GIVEN TEXT:
Wednesday, January 06, 2016

More NX & Chrome Books

Here is more information about my big project of late.  We're moving our users to an environment of stateless connections so they can resume between multiple end point devices.  The GNOME desktop and backend software has changed minimally, and focus on this change was making speed optimizations and getting the desktop and software to work on as many devices as possible.

The simplified diagram below shows how end points connect.  A NX Cloud server is the exposed server, and watches for connections over the NX protocol and for logins with a web browser.  A second Node server sits behind the Cloud server and will provide load balancing of users.  In the old "remote X" configuration, Firefox was running on its own server and had an Xwindows hop back to the workstation.  This worked great for many years, but with recent changes in video content and HTML construction, it's gotten too slow.  Now, Firefox is housed on the same server providing the NX transport and this has provided a huge speed gain.  Pages load and scroll immediately and typing is perfectly crisp and fast.  Other software applications that are not as impacted by running over remote X, are still housed on remote servers.  If you click on LibreOffice for instance, it's handed off to another server -- it then hops over Xwindows back to the GNOME/NX server and out to the endpoint device via the NX compression.

Speaking of endpoints, we now are able to provide logins to 6 platforms.  After entering your credentials, the GNOME desktop appears identically on all devices.  And if you are logged into one endpoint, and then log into a second endpoint the session immediately hops to the later device without loss of keystroke.  With the compression of  NX "lighweight" mode, everyone runs quickly over all types of networks and speeds.    Top goals:  Identical software, fast response and resuming.



The most recent end point offering is using a ChromeBook.  This is not yet in production, and being tested mostly by me at this point.  We purchased a HP 14 inch ChromeBook with 4GB memory for around $250.  It boots immediately.  After opening the Chrome browser, you just put in the right URL and credentials and after a few seconds the GNOME desktop appears.  The experience is then the same as the other platforms and this platform will resume sessions started on other types of devices.  This ChromeBook is full 1920x1080 and provides an excellent canvas space for running software.

In the shots below, I am logged into GNOME with just a Chrome web browser.  All software runs natively and doesn't even know it's running inside a browser.  Response is crisp and fast and this integrates nicely with our city workstations. 




Current projects:  Continued testing of Chromebooks, end user training on using NX technology, continued migration of users to NX and starting to look at replacing this older GNOME 2 desktop with GNOME 3.  It will be interesting to see how it runs with NX technology.  Many more blogs to follow in this regard.

WORK ORDER:
Reproduce the blog post from the words "The most recent" through "for running software.", switching "ChromeBook" to "Chromebook" wherever it occurs.

ENTRIES PROVIDED:
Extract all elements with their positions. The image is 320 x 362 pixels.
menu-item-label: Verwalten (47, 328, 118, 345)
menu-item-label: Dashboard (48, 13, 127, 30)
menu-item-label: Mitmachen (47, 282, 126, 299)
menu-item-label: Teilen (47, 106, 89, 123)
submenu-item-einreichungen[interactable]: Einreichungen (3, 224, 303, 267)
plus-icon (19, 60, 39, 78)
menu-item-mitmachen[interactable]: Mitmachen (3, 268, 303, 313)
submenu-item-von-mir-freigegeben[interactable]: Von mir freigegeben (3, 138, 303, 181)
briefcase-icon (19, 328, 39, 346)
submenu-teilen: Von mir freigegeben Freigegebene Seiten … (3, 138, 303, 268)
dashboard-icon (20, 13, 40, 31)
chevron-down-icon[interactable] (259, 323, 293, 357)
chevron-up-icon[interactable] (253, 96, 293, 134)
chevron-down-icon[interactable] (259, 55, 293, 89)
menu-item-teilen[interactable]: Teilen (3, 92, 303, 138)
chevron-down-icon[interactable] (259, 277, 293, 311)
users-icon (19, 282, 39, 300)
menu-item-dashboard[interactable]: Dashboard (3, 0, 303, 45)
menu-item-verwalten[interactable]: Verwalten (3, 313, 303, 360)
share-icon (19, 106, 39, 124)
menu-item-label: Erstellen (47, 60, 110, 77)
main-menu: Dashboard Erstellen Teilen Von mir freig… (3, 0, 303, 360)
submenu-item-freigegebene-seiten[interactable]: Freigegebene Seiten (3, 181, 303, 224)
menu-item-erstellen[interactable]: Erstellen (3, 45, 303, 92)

PROBLEM SOLUTION:
The most recent end point offering is using a Chromebook.  This is not yet in production, and being tested mostly by me at this point.  We purchased a HP 14 inch Chromebook with 4GB memory for around $250.  It boots immediately.  After opening the Chrome browser, you just put in the right URL and credentials and after a few seconds the GNOME desktop appears.  The experience is then the same as the other platforms and this platform will resume sessions started on other types of devices.  This Chromebook is full 1920x1080 and provides an excellent canvas space for running software.